## Given exercise
Convert the stretch from the line containing "submenu-arrow: >> (534, 105, 553, 122)" through the line containing "I need the location" into a Markdown table with the columns Row and Line. Give each line its row number and skip any blank lines.

## The data
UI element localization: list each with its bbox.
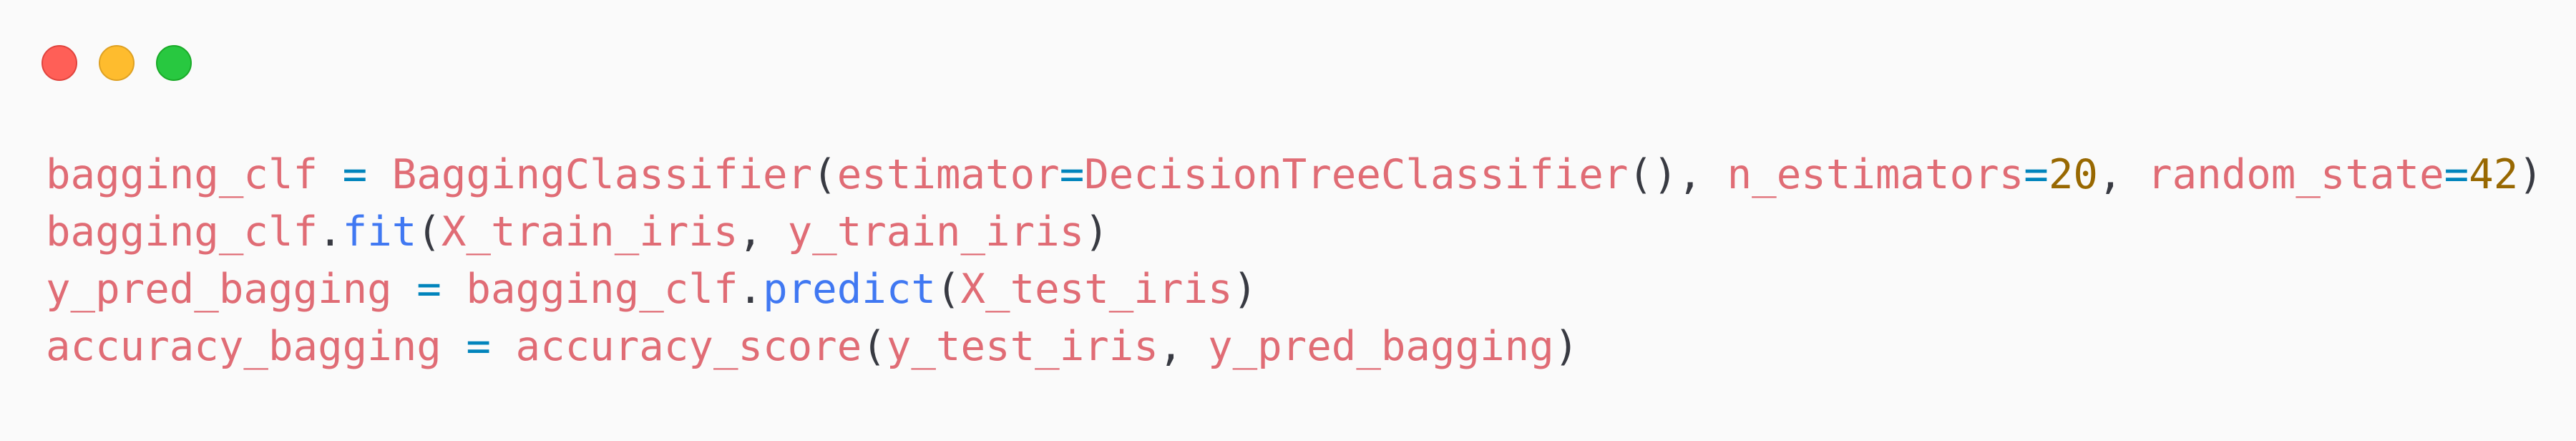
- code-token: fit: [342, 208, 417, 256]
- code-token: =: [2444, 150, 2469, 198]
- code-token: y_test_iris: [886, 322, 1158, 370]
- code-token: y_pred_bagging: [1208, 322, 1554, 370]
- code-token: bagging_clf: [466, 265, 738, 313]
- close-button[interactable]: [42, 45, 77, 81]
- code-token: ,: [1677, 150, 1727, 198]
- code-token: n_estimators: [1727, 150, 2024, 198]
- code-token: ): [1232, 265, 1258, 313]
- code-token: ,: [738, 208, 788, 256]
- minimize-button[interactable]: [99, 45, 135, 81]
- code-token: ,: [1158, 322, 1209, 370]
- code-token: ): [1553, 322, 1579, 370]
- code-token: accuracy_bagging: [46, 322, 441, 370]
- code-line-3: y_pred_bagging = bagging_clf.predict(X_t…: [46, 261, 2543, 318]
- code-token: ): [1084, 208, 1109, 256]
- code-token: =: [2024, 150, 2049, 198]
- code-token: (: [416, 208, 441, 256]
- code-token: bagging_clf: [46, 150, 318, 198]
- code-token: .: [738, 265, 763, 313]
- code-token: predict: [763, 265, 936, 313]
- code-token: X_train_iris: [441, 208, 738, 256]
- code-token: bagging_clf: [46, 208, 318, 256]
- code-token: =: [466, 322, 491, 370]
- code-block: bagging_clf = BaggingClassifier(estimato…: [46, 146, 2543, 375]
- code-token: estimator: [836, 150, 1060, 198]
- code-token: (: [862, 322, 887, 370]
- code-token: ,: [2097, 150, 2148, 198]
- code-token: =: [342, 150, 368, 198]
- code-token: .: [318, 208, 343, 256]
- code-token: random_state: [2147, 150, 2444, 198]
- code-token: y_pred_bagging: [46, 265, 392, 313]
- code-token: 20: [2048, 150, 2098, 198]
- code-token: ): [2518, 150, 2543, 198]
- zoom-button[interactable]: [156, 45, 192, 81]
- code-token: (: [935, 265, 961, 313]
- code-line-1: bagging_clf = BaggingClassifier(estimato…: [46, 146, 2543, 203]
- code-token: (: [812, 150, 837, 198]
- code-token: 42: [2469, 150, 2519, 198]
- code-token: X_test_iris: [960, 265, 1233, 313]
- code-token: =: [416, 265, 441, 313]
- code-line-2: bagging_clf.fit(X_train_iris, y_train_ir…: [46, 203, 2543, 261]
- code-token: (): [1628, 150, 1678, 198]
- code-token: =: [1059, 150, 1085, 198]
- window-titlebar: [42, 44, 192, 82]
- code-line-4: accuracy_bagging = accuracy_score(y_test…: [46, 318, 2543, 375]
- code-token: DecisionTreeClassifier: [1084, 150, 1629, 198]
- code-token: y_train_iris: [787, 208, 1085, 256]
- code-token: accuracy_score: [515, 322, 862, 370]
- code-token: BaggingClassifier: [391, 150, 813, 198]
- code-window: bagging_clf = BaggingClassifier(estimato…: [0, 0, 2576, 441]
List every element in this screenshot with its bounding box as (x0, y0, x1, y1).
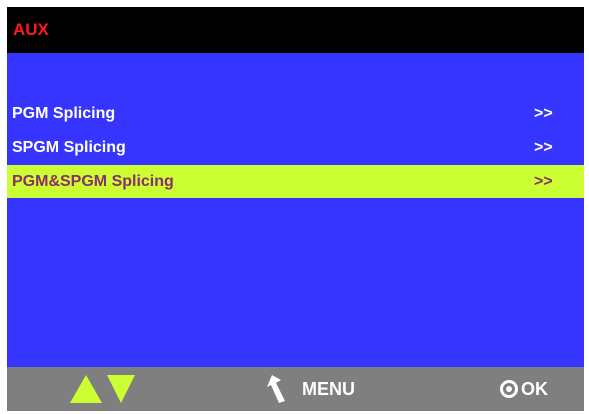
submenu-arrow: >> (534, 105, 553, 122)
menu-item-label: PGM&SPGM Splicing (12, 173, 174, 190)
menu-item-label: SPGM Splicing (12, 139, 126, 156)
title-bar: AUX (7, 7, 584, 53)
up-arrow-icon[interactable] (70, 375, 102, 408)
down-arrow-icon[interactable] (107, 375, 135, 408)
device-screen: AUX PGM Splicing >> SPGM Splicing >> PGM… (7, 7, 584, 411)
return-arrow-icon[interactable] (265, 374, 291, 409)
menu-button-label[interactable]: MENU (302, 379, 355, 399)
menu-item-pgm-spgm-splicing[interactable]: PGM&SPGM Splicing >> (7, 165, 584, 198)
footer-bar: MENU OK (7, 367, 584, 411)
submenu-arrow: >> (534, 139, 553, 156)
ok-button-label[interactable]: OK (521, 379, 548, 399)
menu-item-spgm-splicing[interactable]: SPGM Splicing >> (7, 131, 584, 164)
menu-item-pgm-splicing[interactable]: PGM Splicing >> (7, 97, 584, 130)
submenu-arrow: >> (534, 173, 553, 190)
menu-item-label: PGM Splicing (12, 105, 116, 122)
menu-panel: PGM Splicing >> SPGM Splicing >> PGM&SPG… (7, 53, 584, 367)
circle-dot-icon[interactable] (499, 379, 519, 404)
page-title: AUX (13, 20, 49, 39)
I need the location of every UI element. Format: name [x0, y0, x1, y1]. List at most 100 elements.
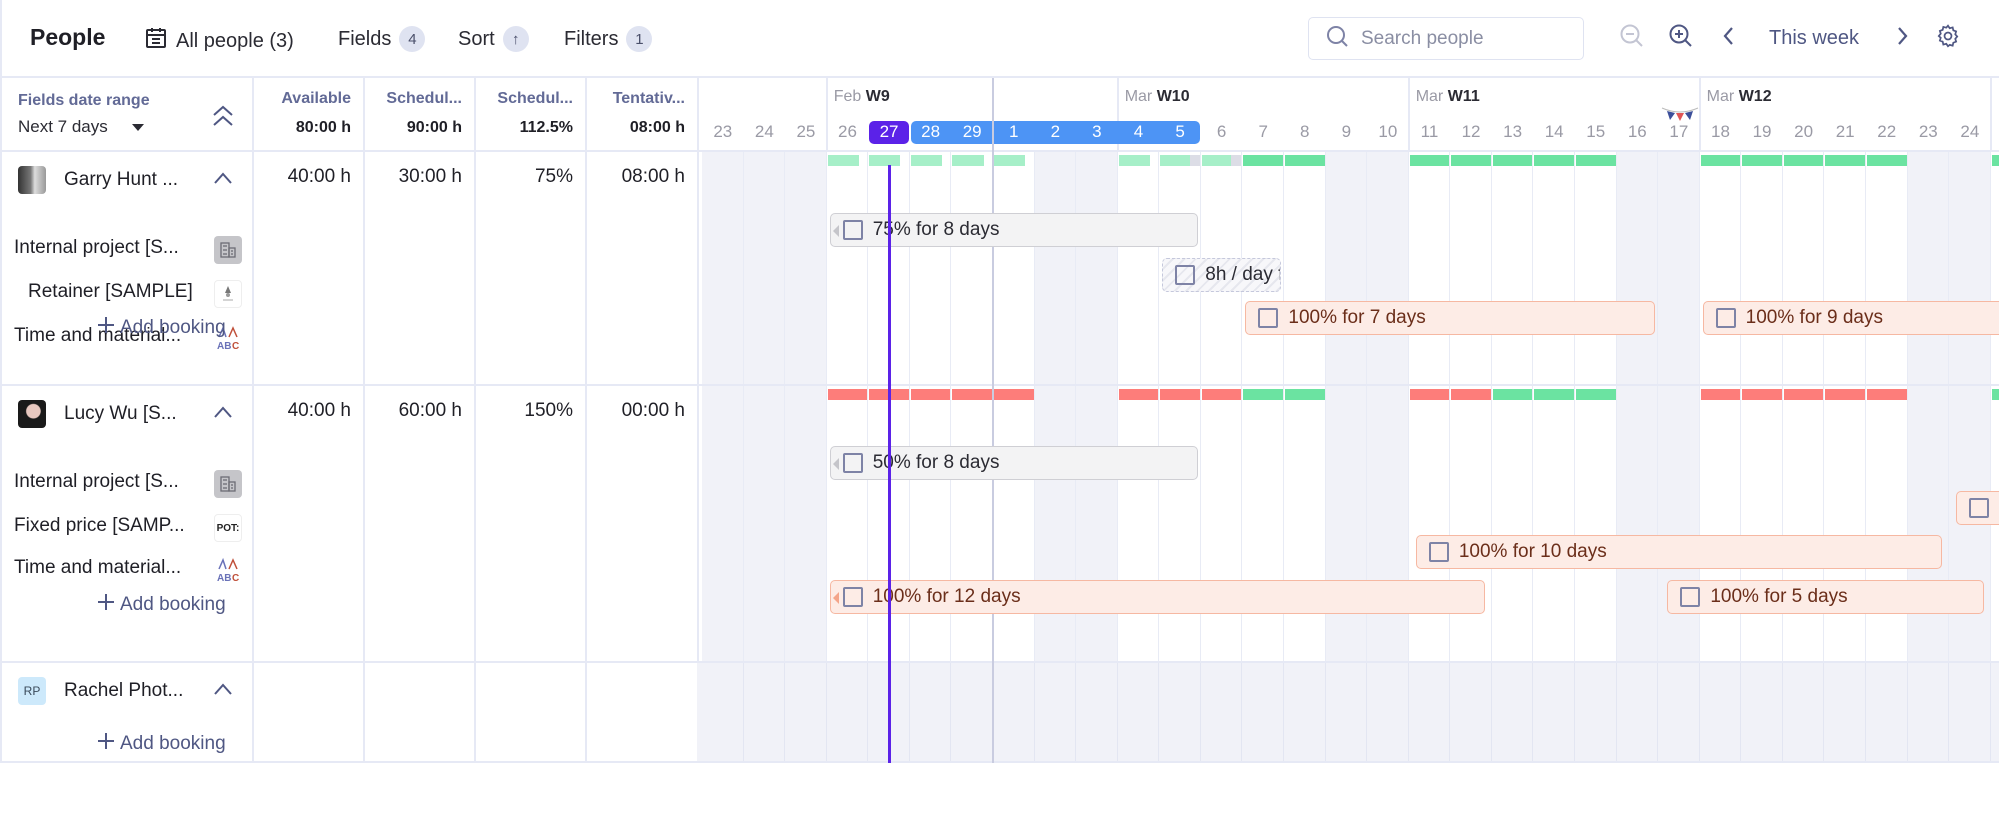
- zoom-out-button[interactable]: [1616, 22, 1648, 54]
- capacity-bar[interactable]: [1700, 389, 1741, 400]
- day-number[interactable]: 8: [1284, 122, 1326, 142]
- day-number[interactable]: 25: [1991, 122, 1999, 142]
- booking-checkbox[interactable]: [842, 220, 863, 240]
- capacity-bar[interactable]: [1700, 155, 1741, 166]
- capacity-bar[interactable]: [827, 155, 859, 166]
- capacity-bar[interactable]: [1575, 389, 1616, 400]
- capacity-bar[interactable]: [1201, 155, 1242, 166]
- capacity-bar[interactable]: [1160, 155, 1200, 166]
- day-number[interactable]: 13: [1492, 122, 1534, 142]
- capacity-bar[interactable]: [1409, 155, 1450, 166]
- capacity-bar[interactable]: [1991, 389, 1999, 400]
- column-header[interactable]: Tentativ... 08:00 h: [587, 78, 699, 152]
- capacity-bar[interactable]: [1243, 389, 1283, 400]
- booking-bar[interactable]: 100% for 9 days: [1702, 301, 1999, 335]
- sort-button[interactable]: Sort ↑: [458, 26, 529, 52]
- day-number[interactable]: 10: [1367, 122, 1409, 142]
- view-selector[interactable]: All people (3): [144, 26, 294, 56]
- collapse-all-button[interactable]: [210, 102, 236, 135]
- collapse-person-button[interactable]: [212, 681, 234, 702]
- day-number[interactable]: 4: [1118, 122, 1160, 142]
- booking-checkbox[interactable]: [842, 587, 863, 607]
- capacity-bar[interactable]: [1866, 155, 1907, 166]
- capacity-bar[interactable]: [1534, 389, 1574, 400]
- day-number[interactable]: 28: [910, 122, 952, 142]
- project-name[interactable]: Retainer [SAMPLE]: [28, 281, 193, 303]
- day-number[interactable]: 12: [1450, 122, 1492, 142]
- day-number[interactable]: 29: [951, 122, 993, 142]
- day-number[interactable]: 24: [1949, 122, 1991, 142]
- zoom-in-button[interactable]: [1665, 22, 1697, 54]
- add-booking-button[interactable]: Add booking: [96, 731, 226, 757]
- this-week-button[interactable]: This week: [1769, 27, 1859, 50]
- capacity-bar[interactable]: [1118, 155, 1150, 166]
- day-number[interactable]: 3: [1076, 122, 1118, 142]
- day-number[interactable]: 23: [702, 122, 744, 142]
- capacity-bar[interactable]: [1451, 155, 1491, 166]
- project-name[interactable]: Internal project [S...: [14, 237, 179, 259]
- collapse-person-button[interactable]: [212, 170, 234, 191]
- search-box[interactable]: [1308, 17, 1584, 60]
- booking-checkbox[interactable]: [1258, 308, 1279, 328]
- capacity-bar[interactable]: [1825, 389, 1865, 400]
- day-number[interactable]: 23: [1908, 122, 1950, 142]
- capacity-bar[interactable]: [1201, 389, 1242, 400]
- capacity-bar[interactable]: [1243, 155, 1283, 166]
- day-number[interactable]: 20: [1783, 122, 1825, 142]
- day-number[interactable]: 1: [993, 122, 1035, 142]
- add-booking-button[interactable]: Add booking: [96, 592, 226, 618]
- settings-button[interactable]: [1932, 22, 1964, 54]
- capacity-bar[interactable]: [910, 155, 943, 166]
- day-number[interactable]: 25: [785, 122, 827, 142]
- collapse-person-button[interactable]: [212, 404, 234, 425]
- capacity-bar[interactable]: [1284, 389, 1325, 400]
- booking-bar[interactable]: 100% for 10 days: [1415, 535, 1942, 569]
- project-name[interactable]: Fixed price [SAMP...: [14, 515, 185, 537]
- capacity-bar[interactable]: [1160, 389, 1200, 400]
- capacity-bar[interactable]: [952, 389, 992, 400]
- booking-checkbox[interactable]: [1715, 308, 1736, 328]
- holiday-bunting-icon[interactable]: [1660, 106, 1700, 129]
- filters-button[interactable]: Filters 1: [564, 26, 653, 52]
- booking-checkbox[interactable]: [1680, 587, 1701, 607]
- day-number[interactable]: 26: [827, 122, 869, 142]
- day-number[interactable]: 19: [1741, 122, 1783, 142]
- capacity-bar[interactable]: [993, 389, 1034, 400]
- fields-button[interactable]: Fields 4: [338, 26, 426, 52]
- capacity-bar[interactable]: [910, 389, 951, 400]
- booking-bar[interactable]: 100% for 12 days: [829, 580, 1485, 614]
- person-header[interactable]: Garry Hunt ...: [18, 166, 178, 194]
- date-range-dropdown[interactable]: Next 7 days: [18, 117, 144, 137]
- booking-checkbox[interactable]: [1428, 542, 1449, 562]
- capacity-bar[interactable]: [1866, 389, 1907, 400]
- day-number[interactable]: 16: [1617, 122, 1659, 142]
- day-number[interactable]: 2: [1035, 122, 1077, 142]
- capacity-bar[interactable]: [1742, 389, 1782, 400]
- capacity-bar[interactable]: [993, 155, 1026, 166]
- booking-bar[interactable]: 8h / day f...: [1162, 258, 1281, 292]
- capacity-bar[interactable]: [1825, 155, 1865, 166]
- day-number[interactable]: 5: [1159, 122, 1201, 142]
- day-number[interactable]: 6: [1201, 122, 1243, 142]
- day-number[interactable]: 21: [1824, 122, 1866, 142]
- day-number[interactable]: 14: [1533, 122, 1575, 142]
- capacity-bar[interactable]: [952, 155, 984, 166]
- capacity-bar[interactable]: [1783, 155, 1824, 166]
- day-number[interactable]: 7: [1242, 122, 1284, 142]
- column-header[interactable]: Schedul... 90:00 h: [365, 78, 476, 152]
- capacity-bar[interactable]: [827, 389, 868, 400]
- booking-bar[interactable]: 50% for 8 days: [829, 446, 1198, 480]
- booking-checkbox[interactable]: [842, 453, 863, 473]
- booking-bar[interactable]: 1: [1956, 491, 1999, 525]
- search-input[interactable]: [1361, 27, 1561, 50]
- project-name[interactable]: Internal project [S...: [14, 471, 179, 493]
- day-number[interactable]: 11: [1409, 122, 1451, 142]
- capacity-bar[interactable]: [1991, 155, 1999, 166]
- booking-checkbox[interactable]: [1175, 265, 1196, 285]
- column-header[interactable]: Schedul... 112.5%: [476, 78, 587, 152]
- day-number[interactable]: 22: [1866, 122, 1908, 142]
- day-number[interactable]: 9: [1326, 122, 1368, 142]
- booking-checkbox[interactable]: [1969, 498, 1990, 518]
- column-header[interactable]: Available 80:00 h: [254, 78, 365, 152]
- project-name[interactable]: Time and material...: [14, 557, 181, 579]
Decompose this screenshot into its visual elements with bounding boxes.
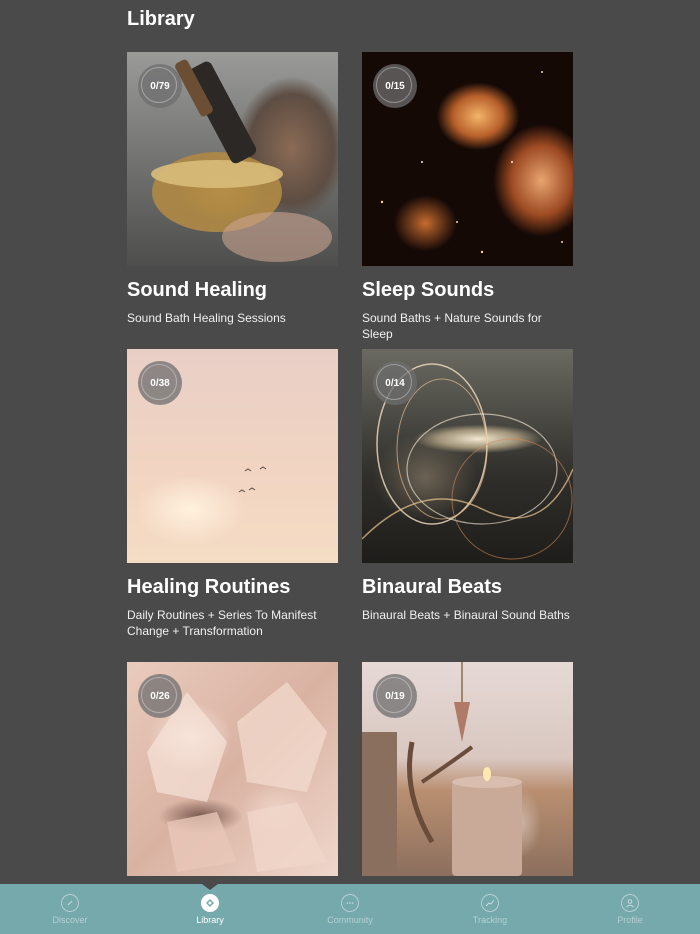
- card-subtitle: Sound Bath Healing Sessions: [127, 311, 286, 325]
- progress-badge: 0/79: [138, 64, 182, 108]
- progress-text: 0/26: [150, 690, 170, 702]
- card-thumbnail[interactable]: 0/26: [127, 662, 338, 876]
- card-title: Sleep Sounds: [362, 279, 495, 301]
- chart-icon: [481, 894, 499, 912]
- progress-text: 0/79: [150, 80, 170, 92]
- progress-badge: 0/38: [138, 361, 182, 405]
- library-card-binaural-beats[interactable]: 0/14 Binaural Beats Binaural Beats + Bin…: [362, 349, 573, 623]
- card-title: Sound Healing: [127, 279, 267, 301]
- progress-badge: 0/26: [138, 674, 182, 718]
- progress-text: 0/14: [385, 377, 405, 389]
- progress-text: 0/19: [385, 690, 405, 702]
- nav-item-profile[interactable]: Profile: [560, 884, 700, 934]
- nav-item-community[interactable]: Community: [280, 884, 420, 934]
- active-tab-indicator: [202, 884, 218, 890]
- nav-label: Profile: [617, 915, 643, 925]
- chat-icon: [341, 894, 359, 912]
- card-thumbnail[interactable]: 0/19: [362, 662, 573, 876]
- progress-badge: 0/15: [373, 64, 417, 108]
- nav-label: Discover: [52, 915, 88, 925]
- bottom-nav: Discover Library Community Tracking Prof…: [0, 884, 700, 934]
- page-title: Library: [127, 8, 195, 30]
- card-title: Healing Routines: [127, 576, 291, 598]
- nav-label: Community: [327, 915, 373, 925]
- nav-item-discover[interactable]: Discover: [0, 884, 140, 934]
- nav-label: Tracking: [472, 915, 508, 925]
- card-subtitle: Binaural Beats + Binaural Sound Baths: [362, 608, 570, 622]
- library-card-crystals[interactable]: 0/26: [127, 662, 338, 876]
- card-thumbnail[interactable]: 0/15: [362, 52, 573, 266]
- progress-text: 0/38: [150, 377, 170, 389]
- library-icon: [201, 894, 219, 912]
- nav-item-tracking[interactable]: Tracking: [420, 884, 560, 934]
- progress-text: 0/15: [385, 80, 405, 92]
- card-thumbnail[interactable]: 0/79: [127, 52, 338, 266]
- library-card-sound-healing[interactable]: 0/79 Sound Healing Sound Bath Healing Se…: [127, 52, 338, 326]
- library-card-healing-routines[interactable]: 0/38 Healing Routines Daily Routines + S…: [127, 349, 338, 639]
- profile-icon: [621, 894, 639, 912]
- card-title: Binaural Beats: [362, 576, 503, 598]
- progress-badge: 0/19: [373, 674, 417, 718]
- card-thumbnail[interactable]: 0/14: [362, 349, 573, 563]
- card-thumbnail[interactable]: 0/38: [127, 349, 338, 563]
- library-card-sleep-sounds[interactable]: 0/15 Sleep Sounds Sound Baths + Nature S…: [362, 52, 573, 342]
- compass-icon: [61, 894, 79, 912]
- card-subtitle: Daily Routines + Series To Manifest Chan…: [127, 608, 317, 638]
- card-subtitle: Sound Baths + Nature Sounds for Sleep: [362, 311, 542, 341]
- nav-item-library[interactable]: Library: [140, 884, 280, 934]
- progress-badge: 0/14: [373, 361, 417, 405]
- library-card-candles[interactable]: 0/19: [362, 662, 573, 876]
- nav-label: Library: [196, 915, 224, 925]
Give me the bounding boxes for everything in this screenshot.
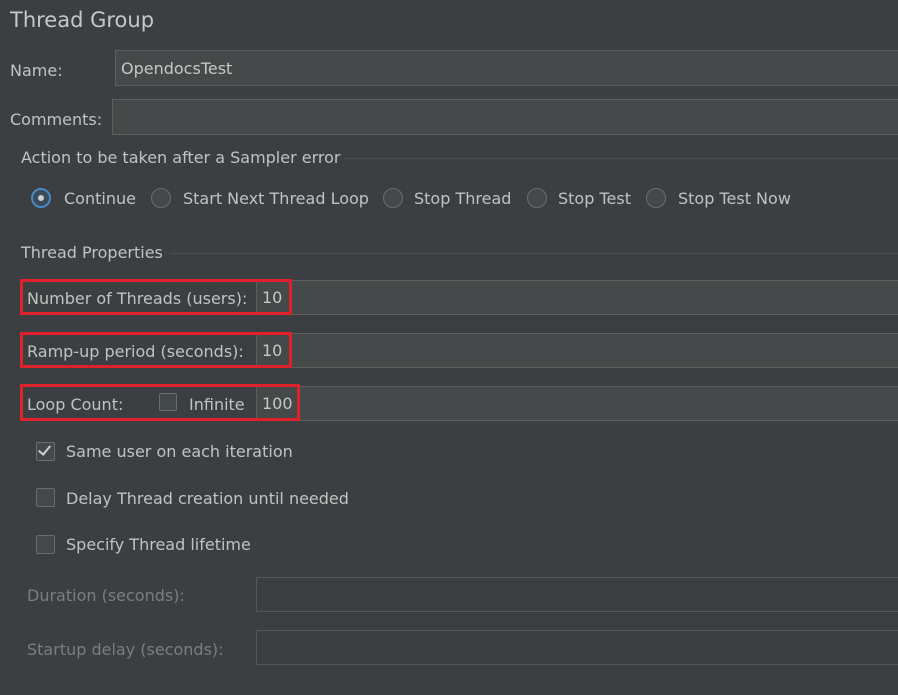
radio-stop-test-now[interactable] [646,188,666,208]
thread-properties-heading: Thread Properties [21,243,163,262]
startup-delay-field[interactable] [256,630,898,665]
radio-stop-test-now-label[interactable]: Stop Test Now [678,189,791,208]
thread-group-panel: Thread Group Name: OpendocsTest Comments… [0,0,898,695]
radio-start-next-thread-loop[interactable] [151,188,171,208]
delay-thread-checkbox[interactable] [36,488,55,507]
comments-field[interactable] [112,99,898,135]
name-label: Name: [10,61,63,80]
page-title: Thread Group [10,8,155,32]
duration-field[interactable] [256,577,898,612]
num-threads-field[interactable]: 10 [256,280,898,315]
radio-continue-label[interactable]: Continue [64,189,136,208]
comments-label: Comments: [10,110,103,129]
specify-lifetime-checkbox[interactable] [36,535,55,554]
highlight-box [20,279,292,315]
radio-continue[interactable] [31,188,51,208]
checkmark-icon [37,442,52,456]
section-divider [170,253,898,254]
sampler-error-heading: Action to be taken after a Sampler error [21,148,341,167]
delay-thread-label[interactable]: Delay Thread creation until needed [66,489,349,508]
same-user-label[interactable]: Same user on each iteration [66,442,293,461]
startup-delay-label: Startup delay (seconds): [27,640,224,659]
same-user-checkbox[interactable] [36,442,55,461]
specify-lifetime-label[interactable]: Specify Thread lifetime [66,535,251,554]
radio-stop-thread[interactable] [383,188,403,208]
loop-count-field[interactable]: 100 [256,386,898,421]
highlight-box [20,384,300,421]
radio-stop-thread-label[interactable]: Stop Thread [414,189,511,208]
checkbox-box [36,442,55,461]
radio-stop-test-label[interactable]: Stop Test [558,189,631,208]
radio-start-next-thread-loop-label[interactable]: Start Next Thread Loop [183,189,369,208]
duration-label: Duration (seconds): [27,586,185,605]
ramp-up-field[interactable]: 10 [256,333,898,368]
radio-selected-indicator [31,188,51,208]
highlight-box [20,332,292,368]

## Written response
| Row | Line |
|---|---|
| 1 | submenu-arrow: >> (534, 105, 553, 122) |
| 2 | menu-item-label: PGM&SPGM Splicing (12, 173, 174, 190) |
| 3 | menu-item-label: SPGM Splicing (12, 139, 126, 156) |
| 4 | title-bar: AUX (7, 7, 584, 53) |
| 5 | up-arrow-icon[interactable] (70, 375, 102, 408) |
| 6 | down-arrow-icon[interactable] (107, 375, 135, 408) |
| 7 | device-screen: AUX PGM Splicing >> SPGM Splicing >> PGM… (7, 7, 584, 411) |
| 8 | return-arrow-icon[interactable] (265, 374, 291, 409) |
| 9 | menu-button-label[interactable]: MENU (302, 379, 355, 399) |
| 10 | menu-item-pgm-spgm-splicing[interactable]: PGM&SPGM Splicing >> (7, 165, 584, 198) |
| 11 | footer-bar: MENU OK (7, 367, 584, 411) |
| 12 | submenu-arrow: >> (534, 139, 553, 156) |
| 13 | ok-button-label[interactable]: OK (521, 379, 548, 399) |
| 14 | menu-item-spgm-splicing[interactable]: SPGM Splicing >> (7, 131, 584, 164) |
| 15 | menu-item-pgm-splicing[interactable]: PGM Splicing >> (7, 97, 584, 130) |
| 16 | submenu-arrow: >> (534, 173, 553, 190) |
| 17 | menu-item-label: PGM Splicing (12, 105, 116, 122) |
| 18 | menu-panel: PGM Splicing >> SPGM Splicing >> PGM&SPG… (7, 53, 584, 367) |
| 19 | circle-dot-icon[interactable] (499, 379, 519, 404) |
| 20 | page-title: AUX (13, 20, 49, 39) |
| 21 | I need the location of every UI element. Format: name [x0, y0, x1, y1]. List at most 100 elements. |